[Begin Material provided]

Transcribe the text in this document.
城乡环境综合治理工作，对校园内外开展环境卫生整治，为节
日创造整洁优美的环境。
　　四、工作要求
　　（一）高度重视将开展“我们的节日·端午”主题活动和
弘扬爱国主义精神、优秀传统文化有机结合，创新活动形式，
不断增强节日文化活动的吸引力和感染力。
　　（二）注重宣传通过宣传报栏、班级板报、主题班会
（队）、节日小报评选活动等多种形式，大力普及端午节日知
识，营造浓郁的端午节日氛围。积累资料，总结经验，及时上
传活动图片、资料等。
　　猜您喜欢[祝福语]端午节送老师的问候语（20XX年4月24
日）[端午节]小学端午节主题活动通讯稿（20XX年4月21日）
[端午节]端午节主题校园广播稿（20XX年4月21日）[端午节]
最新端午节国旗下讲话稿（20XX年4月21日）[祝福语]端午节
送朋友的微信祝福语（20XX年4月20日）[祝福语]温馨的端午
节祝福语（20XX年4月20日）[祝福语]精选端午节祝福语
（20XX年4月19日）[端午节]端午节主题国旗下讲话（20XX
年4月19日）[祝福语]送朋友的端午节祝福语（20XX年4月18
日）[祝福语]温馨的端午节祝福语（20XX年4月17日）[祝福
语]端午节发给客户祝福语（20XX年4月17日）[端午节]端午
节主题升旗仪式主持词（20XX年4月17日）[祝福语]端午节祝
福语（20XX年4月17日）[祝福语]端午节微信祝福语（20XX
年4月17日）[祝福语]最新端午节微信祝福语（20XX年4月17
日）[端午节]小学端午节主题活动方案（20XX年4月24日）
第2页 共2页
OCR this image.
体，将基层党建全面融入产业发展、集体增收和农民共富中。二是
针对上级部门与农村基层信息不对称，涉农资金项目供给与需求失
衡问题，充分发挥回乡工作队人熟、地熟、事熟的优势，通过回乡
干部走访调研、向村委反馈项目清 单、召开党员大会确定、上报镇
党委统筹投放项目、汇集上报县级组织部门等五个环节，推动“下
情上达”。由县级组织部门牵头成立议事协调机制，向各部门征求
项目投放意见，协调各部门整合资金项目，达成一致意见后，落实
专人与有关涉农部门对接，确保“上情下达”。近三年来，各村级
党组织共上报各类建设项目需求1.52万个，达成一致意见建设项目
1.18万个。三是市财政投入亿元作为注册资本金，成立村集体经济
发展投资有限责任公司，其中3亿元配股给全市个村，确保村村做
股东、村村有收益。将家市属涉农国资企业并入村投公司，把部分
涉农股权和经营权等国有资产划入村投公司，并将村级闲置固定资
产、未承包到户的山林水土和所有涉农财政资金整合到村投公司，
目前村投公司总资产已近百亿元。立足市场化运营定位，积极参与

[End Material provided]

● What you will do
Only lines that contain the word "this" are wanted; copy each of them.

● Written response
Transcribe the text in this document.
OCR this image.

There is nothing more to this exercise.